# What you will do:
Print the data that follows exactly.

[begin Dataset records]

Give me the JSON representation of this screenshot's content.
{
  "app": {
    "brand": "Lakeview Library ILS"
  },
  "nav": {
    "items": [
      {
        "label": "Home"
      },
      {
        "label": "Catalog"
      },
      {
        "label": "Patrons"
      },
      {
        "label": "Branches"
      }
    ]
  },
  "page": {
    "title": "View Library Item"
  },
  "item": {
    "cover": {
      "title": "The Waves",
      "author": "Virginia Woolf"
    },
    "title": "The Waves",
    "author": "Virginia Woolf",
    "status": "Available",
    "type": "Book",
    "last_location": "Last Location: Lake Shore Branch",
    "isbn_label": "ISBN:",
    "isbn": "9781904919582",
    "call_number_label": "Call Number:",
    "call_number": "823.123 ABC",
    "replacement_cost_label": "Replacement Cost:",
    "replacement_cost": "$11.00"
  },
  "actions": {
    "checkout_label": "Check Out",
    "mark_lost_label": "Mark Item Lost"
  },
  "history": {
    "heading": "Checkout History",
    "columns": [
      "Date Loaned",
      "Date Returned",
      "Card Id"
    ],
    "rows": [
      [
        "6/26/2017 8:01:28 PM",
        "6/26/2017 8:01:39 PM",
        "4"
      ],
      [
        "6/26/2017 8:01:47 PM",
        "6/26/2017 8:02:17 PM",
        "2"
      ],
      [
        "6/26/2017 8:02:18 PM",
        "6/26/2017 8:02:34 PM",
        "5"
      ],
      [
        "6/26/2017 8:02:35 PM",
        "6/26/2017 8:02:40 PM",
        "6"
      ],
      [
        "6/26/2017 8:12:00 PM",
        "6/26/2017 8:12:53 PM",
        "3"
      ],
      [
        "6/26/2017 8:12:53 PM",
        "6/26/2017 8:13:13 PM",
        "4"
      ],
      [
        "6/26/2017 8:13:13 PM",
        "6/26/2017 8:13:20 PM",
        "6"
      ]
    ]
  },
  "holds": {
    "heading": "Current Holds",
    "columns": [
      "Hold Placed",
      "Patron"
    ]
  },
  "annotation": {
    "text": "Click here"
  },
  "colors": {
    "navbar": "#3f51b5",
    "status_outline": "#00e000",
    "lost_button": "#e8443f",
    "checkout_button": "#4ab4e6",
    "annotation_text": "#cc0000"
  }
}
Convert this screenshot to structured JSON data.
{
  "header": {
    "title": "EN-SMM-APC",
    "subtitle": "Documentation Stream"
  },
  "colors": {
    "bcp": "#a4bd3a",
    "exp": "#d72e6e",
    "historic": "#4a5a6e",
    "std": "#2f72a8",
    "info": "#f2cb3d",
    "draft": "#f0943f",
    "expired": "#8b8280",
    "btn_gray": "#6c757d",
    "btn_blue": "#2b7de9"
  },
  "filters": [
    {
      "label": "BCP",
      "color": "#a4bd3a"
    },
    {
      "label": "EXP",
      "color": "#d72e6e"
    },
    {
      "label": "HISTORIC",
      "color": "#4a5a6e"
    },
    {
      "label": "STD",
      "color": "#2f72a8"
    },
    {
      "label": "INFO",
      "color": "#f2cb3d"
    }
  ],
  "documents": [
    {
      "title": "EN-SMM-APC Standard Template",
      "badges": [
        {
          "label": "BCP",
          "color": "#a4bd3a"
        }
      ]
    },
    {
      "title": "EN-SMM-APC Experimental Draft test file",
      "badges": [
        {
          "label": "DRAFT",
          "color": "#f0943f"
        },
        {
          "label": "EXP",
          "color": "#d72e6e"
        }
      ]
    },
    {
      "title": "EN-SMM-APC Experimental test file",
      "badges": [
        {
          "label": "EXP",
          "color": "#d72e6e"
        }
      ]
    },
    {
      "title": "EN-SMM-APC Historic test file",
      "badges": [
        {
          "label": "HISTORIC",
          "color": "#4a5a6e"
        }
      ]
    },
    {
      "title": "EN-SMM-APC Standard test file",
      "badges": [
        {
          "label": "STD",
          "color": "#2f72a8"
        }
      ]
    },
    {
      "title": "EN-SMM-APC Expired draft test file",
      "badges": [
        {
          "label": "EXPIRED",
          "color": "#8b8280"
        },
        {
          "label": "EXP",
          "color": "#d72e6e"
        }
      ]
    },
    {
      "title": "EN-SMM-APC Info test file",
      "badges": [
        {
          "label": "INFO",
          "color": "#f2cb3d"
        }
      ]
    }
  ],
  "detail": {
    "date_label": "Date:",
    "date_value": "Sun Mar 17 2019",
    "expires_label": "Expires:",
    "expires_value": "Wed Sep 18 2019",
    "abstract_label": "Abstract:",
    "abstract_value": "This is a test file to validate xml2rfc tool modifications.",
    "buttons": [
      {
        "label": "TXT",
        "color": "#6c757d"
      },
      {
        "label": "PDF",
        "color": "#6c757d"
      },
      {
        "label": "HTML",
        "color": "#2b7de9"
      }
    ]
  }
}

[end Dataset records]

# Answer for the task:
Give me the JSON representation of this screenshot's content.
{
  "app": {
    "brand": "Lakeview Library ILS"
  },
  "nav": {
    "items": [
      {
        "label": "Home"
      },
      {
        "label": "Catalog"
      },
      {
        "label": "Patrons"
      },
      {
        "label": "Branches"
      }
    ]
  },
  "page": {
    "title": "View Library Item"
  },
  "item": {
    "cover": {
      "title": "The Waves",
      "author": "Virginia Woolf"
    },
    "title": "The Waves",
    "author": "Virginia Woolf",
    "status": "Available",
    "type": "Book",
    "last_location": "Last Location: Lake Shore Branch",
    "isbn_label": "ISBN:",
    "isbn": "9781904919582",
    "call_number_label": "Call Number:",
    "call_number": "823.123 ABC",
    "replacement_cost_label": "Replacement Cost:",
    "replacement_cost": "$11.00"
  },
  "actions": {
    "checkout_label": "Check Out",
    "mark_lost_label": "Mark Item Lost"
  },
  "history": {
    "heading": "Checkout History",
    "columns": [
      "Date Loaned",
      "Date Returned",
      "Card Id"
    ],
    "rows": [
      [
        "6/26/2017 8:01:28 PM",
        "6/26/2017 8:01:39 PM",
        "4"
      ],
      [
        "6/26/2017 8:01:47 PM",
        "6/26/2017 8:02:17 PM",
        "2"
      ],
      [
        "6/26/2017 8:02:18 PM",
        "6/26/2017 8:02:34 PM",
        "5"
      ],
      [
        "6/26/2017 8:02:35 PM",
        "6/26/2017 8:02:40 PM",
        "6"
      ],
      [
        "6/26/2017 8:12:00 PM",
        "6/26/2017 8:12:53 PM",
        "3"
      ],
      [
        "6/26/2017 8:12:53 PM",
        "6/26/2017 8:13:13 PM",
        "4"
      ],
      [
        "6/26/2017 8:13:13 PM",
        "6/26/2017 8:13:20 PM",
        "6"
      ]
    ]
  },
  "holds": {
    "heading": "Current Holds",
    "columns": [
      "Hold Placed",
      "Patron"
    ]
  },
  "annotation": {
    "text": "Click here"
  },
  "colors": {
    "navbar": "#3f51b5",
    "status_outline": "#00e000",
    "lost_button": "#e8443f",
    "checkout_button": "#4ab4e6",
    "annotation_text": "#cc0000"
  }
}
Convert this screenshot to structured JSON data.
{
  "header": {
    "title": "EN-SMM-APC",
    "subtitle": "Documentation Stream"
  },
  "colors": {
    "bcp": "#a4bd3a",
    "exp": "#d72e6e",
    "historic": "#4a5a6e",
    "std": "#2f72a8",
    "info": "#f2cb3d",
    "draft": "#f0943f",
    "expired": "#8b8280",
    "btn_gray": "#6c757d",
    "btn_blue": "#2b7de9"
  },
  "filters": [
    {
      "label": "BCP",
      "color": "#a4bd3a"
    },
    {
      "label": "EXP",
      "color": "#d72e6e"
    },
    {
      "label": "HISTORIC",
      "color": "#4a5a6e"
    },
    {
      "label": "STD",
      "color": "#2f72a8"
    },
    {
      "label": "INFO",
      "color": "#f2cb3d"
    }
  ],
  "documents": [
    {
      "title": "EN-SMM-APC Standard Template",
      "badges": [
        {
          "label": "BCP",
          "color": "#a4bd3a"
        }
      ]
    },
    {
      "title": "EN-SMM-APC Experimental Draft test file",
      "badges": [
        {
          "label": "DRAFT",
          "color": "#f0943f"
        },
        {
          "label": "EXP",
          "color": "#d72e6e"
        }
      ]
    },
    {
      "title": "EN-SMM-APC Experimental test file",
      "badges": [
        {
          "label": "EXP",
          "color": "#d72e6e"
        }
      ]
    },
    {
      "title": "EN-SMM-APC Historic test file",
      "badges": [
        {
          "label": "HISTORIC",
          "color": "#4a5a6e"
        }
      ]
    },
    {
      "title": "EN-SMM-APC Standard test file",
      "badges": [
        {
          "label": "STD",
          "color": "#2f72a8"
        }
      ]
    },
    {
      "title": "EN-SMM-APC Expired draft test file",
      "badges": [
        {
          "label": "EXPIRED",
          "color": "#8b8280"
        },
        {
          "label": "EXP",
          "color": "#d72e6e"
        }
      ]
    },
    {
      "title": "EN-SMM-APC Info test file",
      "badges": [
        {
          "label": "INFO",
          "color": "#f2cb3d"
        }
      ]
    }
  ],
  "detail": {
    "date_label": "Date:",
    "date_value": "Sun Mar 17 2019",
    "expires_label": "Expires:",
    "expires_value": "Wed Sep 18 2019",
    "abstract_label": "Abstract:",
    "abstract_value": "This is a test file to validate xml2rfc tool modifications.",
    "buttons": [
      {
        "label": "TXT",
        "color": "#6c757d"
      },
      {
        "label": "PDF",
        "color": "#6c757d"
      },
      {
        "label": "HTML",
        "color": "#2b7de9"
      }
    ]
  }
}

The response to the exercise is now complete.